## WHAT THE TASK ASKS
Please transcribe the following records in full, exactly as given.

--- SUPPLIED RECORDS ---

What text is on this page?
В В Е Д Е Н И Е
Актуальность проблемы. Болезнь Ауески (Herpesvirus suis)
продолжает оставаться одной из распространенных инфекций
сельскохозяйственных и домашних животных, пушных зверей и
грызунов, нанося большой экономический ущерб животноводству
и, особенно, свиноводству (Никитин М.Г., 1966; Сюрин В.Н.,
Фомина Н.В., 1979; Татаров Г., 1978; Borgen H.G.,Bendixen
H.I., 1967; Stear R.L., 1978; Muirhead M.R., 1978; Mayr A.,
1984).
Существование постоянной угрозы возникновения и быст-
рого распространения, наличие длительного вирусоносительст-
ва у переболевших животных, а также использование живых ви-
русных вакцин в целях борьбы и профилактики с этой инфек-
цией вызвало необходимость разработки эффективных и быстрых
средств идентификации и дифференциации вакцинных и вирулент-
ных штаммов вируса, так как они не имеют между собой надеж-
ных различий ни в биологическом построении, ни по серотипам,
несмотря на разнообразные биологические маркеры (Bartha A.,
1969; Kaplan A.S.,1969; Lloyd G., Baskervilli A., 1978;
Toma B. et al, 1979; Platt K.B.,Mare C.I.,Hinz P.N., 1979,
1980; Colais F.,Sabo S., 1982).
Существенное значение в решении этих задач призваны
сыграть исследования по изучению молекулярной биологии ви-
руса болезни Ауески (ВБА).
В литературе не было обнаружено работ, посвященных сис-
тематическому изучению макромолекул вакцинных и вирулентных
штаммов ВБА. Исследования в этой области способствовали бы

---

## EXERCISE RESPONSE
What text is on this page?
В В Е Д Е Н И Е
Актуальность проблемы. Болезнь Ауески (Herpesvirus suis)
продолжает оставаться одной из распространенных инфекций
сельскохозяйственных и домашних животных, пушных зверей и
грызунов, нанося большой экономический ущерб животноводству
и, особенно, свиноводству (Никитин М.Г., 1966; Сюрин В.Н.,
Фомина Н.В., 1979; Татаров Г., 1978; Borgen H.G.,Bendixen
H.I., 1967; Stear R.L., 1978; Muirhead M.R., 1978; Mayr A.,
1984).
Существование постоянной угрозы возникновения и быст-
рого распространения, наличие длительного вирусоносительст-
ва у переболевших животных, а также использование живых ви-
русных вакцин в целях борьбы и профилактики с этой инфек-
цией вызвало необходимость разработки эффективных и быстрых
средств идентификации и дифференциации вакцинных и вирулент-
ных штаммов вируса, так как они не имеют между собой надеж-
ных различий ни в биологическом построении, ни по серотипам,
несмотря на разнообразные биологические маркеры (Bartha A.,
1969; Kaplan A.S.,1969; Lloyd G., Baskervilli A., 1978;
Toma B. et al, 1979; Platt K.B.,Mare C.I.,Hinz P.N., 1979,
1980; Colais F.,Sabo S., 1982).
Существенное значение в решении этих задач призваны
сыграть исследования по изучению молекулярной биологии ви-
руса болезни Ауески (ВБА).
В литературе не было обнаружено работ, посвященных сис-
тематическому изучению макромолекул вакцинных и вирулентных
штаммов ВБА. Исследования в этой области способствовали бы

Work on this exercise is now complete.